◆ **Exercise prompt**:
What follows is a block of records; reproduce all of it verbatim.

# # # #

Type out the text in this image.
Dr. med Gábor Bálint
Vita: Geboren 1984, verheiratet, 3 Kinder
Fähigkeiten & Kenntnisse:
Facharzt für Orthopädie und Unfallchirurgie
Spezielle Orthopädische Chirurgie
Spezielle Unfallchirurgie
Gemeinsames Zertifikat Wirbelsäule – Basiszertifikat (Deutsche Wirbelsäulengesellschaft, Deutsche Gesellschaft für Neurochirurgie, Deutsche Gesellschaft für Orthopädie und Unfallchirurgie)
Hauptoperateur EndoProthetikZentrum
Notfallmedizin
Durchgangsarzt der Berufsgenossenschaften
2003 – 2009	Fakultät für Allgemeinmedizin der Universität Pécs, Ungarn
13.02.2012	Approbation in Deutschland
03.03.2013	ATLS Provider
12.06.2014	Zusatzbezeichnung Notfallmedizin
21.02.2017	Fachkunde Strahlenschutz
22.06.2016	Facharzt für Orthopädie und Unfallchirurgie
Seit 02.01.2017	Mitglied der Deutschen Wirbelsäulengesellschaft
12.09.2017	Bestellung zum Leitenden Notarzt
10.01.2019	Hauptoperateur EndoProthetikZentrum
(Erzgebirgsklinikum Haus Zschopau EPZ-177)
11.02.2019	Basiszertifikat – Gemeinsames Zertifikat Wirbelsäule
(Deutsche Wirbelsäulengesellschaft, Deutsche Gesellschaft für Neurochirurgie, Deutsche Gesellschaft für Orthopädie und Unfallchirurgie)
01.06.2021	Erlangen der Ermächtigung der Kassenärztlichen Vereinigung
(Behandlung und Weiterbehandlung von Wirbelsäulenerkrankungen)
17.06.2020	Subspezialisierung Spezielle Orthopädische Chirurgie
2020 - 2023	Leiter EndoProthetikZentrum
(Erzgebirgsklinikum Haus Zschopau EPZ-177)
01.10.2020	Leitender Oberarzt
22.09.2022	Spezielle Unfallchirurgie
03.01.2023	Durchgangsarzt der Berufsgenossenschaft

# # # #

◆ **Exercise response**:
Type out the text in this image.
Dr. med Gábor Bálint
Vita: Geboren 1984, verheiratet, 3 Kinder
Fähigkeiten & Kenntnisse:
Facharzt für Orthopädie und Unfallchirurgie
Spezielle Orthopädische Chirurgie
Spezielle Unfallchirurgie
Gemeinsames Zertifikat Wirbelsäule – Basiszertifikat (Deutsche Wirbelsäulengesellschaft, Deutsche Gesellschaft für Neurochirurgie, Deutsche Gesellschaft für Orthopädie und Unfallchirurgie)
Hauptoperateur EndoProthetikZentrum
Notfallmedizin
Durchgangsarzt der Berufsgenossenschaften
2003 – 2009	Fakultät für Allgemeinmedizin der Universität Pécs, Ungarn
13.02.2012	Approbation in Deutschland
03.03.2013	ATLS Provider
12.06.2014	Zusatzbezeichnung Notfallmedizin
21.02.2017	Fachkunde Strahlenschutz
22.06.2016	Facharzt für Orthopädie und Unfallchirurgie
Seit 02.01.2017	Mitglied der Deutschen Wirbelsäulengesellschaft
12.09.2017	Bestellung zum Leitenden Notarzt
10.01.2019	Hauptoperateur EndoProthetikZentrum
(Erzgebirgsklinikum Haus Zschopau EPZ-177)
11.02.2019	Basiszertifikat – Gemeinsames Zertifikat Wirbelsäule
(Deutsche Wirbelsäulengesellschaft, Deutsche Gesellschaft für Neurochirurgie, Deutsche Gesellschaft für Orthopädie und Unfallchirurgie)
01.06.2021	Erlangen der Ermächtigung der Kassenärztlichen Vereinigung
(Behandlung und Weiterbehandlung von Wirbelsäulenerkrankungen)
17.06.2020	Subspezialisierung Spezielle Orthopädische Chirurgie
2020 - 2023	Leiter EndoProthetikZentrum
(Erzgebirgsklinikum Haus Zschopau EPZ-177)
01.10.2020	Leitender Oberarzt
22.09.2022	Spezielle Unfallchirurgie
03.01.2023	Durchgangsarzt der Berufsgenossenschaft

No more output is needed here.